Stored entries
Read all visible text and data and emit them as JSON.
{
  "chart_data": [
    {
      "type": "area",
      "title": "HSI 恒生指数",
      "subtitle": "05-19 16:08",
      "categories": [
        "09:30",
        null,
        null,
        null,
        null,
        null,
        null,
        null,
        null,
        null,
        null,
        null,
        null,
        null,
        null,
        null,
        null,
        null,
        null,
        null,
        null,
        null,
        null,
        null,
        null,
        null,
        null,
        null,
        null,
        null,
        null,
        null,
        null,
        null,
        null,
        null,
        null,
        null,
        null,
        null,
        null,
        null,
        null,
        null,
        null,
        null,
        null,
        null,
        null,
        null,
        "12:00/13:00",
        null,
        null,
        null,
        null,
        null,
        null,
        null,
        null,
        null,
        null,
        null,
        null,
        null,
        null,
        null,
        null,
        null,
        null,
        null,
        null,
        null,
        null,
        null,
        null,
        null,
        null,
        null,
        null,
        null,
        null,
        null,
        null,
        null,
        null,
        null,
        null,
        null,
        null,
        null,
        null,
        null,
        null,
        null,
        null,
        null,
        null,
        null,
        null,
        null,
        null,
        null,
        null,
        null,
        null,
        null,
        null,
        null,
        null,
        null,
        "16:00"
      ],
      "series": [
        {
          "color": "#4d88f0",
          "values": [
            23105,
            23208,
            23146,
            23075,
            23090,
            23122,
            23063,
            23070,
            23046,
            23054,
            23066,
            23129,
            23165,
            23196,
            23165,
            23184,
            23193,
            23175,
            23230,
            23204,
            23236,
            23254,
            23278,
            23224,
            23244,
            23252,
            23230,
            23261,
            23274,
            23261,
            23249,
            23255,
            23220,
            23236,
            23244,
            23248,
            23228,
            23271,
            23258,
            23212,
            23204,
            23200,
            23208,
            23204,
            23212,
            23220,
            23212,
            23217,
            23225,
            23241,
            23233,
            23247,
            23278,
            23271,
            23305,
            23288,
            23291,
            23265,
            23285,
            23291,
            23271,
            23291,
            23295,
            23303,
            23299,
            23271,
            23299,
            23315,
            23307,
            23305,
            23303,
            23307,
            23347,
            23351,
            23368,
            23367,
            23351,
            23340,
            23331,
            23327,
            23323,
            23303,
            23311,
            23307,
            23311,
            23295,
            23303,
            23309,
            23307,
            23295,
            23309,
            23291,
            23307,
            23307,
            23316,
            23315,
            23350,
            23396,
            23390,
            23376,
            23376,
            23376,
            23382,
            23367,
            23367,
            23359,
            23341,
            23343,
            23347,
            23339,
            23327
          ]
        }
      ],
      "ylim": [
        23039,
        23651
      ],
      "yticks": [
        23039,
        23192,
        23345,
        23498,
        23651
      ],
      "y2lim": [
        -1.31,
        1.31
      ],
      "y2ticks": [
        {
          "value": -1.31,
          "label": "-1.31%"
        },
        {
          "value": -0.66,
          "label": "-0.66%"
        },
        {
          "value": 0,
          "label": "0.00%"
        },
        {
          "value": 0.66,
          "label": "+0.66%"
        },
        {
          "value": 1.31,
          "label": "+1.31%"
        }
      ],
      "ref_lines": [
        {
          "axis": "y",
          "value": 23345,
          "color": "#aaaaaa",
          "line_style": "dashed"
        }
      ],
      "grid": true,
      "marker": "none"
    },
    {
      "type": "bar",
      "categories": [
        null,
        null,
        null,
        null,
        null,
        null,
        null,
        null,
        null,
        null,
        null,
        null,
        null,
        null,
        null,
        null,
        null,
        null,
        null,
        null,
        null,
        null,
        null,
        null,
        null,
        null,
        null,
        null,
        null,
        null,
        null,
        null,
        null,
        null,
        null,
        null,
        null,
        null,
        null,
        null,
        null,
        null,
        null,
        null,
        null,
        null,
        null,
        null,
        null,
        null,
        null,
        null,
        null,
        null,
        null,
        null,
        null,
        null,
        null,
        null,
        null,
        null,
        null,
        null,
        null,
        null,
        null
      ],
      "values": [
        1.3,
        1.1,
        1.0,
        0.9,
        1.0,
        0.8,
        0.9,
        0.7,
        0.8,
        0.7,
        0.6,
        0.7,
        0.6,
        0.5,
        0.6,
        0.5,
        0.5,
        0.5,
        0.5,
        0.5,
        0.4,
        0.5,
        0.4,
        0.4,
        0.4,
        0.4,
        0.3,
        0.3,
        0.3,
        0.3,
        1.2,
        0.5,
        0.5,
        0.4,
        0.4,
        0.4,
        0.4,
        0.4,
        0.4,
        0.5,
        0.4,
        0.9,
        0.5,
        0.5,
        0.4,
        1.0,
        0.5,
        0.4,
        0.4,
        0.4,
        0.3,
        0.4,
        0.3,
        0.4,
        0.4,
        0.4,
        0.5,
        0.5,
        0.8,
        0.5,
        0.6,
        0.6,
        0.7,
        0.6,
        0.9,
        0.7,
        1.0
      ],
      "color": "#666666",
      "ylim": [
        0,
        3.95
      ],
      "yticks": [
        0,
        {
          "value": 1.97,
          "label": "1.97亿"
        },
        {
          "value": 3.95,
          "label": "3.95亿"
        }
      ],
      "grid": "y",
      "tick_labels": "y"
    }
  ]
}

__Written instruction__: Go through the records and print each one exactly.

__Answer to the task__:
Read all visible text and data and emit them as JSON.
{
  "chart_data": [
    {
      "type": "area",
      "title": "HSI 恒生指数",
      "subtitle": "05-19 16:08",
      "categories": [
        "09:30",
        null,
        null,
        null,
        null,
        null,
        null,
        null,
        null,
        null,
        null,
        null,
        null,
        null,
        null,
        null,
        null,
        null,
        null,
        null,
        null,
        null,
        null,
        null,
        null,
        null,
        null,
        null,
        null,
        null,
        null,
        null,
        null,
        null,
        null,
        null,
        null,
        null,
        null,
        null,
        null,
        null,
        null,
        null,
        null,
        null,
        null,
        null,
        null,
        null,
        "12:00/13:00",
        null,
        null,
        null,
        null,
        null,
        null,
        null,
        null,
        null,
        null,
        null,
        null,
        null,
        null,
        null,
        null,
        null,
        null,
        null,
        null,
        null,
        null,
        null,
        null,
        null,
        null,
        null,
        null,
        null,
        null,
        null,
        null,
        null,
        null,
        null,
        null,
        null,
        null,
        null,
        null,
        null,
        null,
        null,
        null,
        null,
        null,
        null,
        null,
        null,
        null,
        null,
        null,
        null,
        null,
        null,
        null,
        null,
        null,
        null,
        "16:00"
      ],
      "series": [
        {
          "color": "#4d88f0",
          "values": [
            23105,
            23208,
            23146,
            23075,
            23090,
            23122,
            23063,
            23070,
            23046,
            23054,
            23066,
            23129,
            23165,
            23196,
            23165,
            23184,
            23193,
            23175,
            23230,
            23204,
            23236,
            23254,
            23278,
            23224,
            23244,
            23252,
            23230,
            23261,
            23274,
            23261,
            23249,
            23255,
            23220,
            23236,
            23244,
            23248,
            23228,
            23271,
            23258,
            23212,
            23204,
            23200,
            23208,
            23204,
            23212,
            23220,
            23212,
            23217,
            23225,
            23241,
            23233,
            23247,
            23278,
            23271,
            23305,
            23288,
            23291,
            23265,
            23285,
            23291,
            23271,
            23291,
            23295,
            23303,
            23299,
            23271,
            23299,
            23315,
            23307,
            23305,
            23303,
            23307,
            23347,
            23351,
            23368,
            23367,
            23351,
            23340,
            23331,
            23327,
            23323,
            23303,
            23311,
            23307,
            23311,
            23295,
            23303,
            23309,
            23307,
            23295,
            23309,
            23291,
            23307,
            23307,
            23316,
            23315,
            23350,
            23396,
            23390,
            23376,
            23376,
            23376,
            23382,
            23367,
            23367,
            23359,
            23341,
            23343,
            23347,
            23339,
            23327
          ]
        }
      ],
      "ylim": [
        23039,
        23651
      ],
      "yticks": [
        23039,
        23192,
        23345,
        23498,
        23651
      ],
      "y2lim": [
        -1.31,
        1.31
      ],
      "y2ticks": [
        {
          "value": -1.31,
          "label": "-1.31%"
        },
        {
          "value": -0.66,
          "label": "-0.66%"
        },
        {
          "value": 0,
          "label": "0.00%"
        },
        {
          "value": 0.66,
          "label": "+0.66%"
        },
        {
          "value": 1.31,
          "label": "+1.31%"
        }
      ],
      "ref_lines": [
        {
          "axis": "y",
          "value": 23345,
          "color": "#aaaaaa",
          "line_style": "dashed"
        }
      ],
      "grid": true,
      "marker": "none"
    },
    {
      "type": "bar",
      "categories": [
        null,
        null,
        null,
        null,
        null,
        null,
        null,
        null,
        null,
        null,
        null,
        null,
        null,
        null,
        null,
        null,
        null,
        null,
        null,
        null,
        null,
        null,
        null,
        null,
        null,
        null,
        null,
        null,
        null,
        null,
        null,
        null,
        null,
        null,
        null,
        null,
        null,
        null,
        null,
        null,
        null,
        null,
        null,
        null,
        null,
        null,
        null,
        null,
        null,
        null,
        null,
        null,
        null,
        null,
        null,
        null,
        null,
        null,
        null,
        null,
        null,
        null,
        null,
        null,
        null,
        null,
        null
      ],
      "values": [
        1.3,
        1.1,
        1.0,
        0.9,
        1.0,
        0.8,
        0.9,
        0.7,
        0.8,
        0.7,
        0.6,
        0.7,
        0.6,
        0.5,
        0.6,
        0.5,
        0.5,
        0.5,
        0.5,
        0.5,
        0.4,
        0.5,
        0.4,
        0.4,
        0.4,
        0.4,
        0.3,
        0.3,
        0.3,
        0.3,
        1.2,
        0.5,
        0.5,
        0.4,
        0.4,
        0.4,
        0.4,
        0.4,
        0.4,
        0.5,
        0.4,
        0.9,
        0.5,
        0.5,
        0.4,
        1.0,
        0.5,
        0.4,
        0.4,
        0.4,
        0.3,
        0.4,
        0.3,
        0.4,
        0.4,
        0.4,
        0.5,
        0.5,
        0.8,
        0.5,
        0.6,
        0.6,
        0.7,
        0.6,
        0.9,
        0.7,
        1.0
      ],
      "color": "#666666",
      "ylim": [
        0,
        3.95
      ],
      "yticks": [
        0,
        {
          "value": 1.97,
          "label": "1.97亿"
        },
        {
          "value": 3.95,
          "label": "3.95亿"
        }
      ],
      "grid": "y",
      "tick_labels": "y"
    }
  ]
}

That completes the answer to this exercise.